* _Textauszug_:
Die Filmindustrie von Bombay produziert Plots über Leidenschaft und Liebe am laufenden Band. Hollywood? Vergiss es! Eine Fotoreportage von Dieter Telemans/ROPI

Amerikanischer Film ist laut Roland Barthes ein Pleonasmus – wie weißer Schimmel. Entsprechend nennt man die indische Filmmetropole Bombay auch „Bollywood“. Etwa 900 Filme werden dort jährlich produziert, so genannte „Bombay Masalas“, was auf eine Gewürzmischung anspielt. Diese „Mischung“ muss jedesmal stimmen. Hollywood hat auf dem riesigen indischen Filmmarkt keine Chance.

Masalas dauern über vier Stunden, die Kinos sind üppig ausgestattet und beschäftigen bis zu hundert Leute. Das Publikum ist äußerst kundig. Wer in seinem Dorf kein Kino hat, kann sich die Filme als Fotoroman und die Filmmusik als Cassette kaufen. Die Bahnhofskinder in Bombay betteln nicht um Essen, sondern um Geld fürs Kino. Sie kucken bis zu zehn Filme die Woche.

Seit einiger Zeit gewinnt der indische Film über indische Emigranten in England und den USA, aber auch hier zu Lande immer mehr Fans. Sein „Image“ und die professionellen Geschmacksurteile über die großen Bollywoodproduktionen sind im Westen noch schwankend. Nur in einem ist man sich einig: Der Inder, und erst recht die Inderin, kann tanzen wie verrückt, und ihre Gesänge lassen sich hören. Auch fehlt es den feingliedrigen Menschen dort nicht am Sinn für Humor. Aber schon ob dieser eher unfreiwillig ist, bleibt umstritten. In der Süddeutschen Zeitung mäkelte Andreas Benzinger über den Kinohit „Sag, dass du mich liebst“: „Eine ziemlich einfach gestrickte Liebesgeschichte. Suggestive Szenen statt echter Erotik.“ Dorothee Wenner hingegen schwärmte in der Zeit über den Kinohit „Taal“: „Spätestens, wenn sie heimlich seine offene Colaflasche an ihren samtigen Mund führt: eine Szene so verführerisch und erotisch, dass die Zuschauer im überfüllten Saal vor Spannung zu kreischen beginnen.“ Ja, in den indischen Kinos wird viel gekreischt, aber noch mehr gelacht und geklatscht, sogar mitgesungen.

* _Aufgabe_:
Beantworte kurz diese Fragen zum Auszug über Bollywood:
1. Wie viele Filme werden in Bombay jährlich ungefähr produziert?
2. Worum betteln die Bahnhofskinder in Bombay?
3. Über welchen Kinohit schwärmte Dorothee Wenner in der Zeit?

* _Materialsammlung_:
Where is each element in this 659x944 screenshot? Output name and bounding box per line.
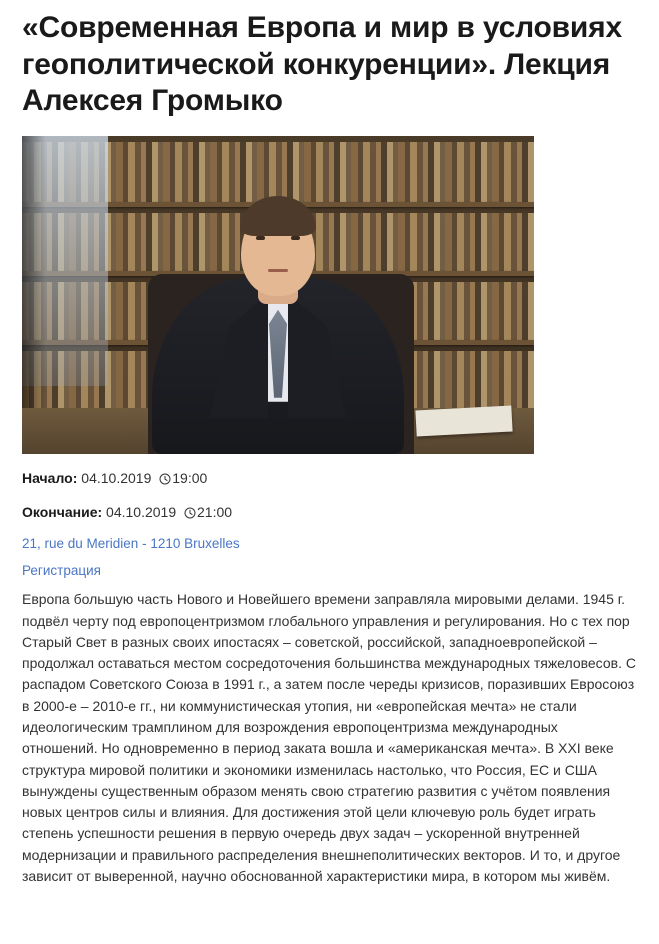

* _Lösung_:
1. Etwa 900.
2. Um Geld fürs Kino.
3. Über „Taal“.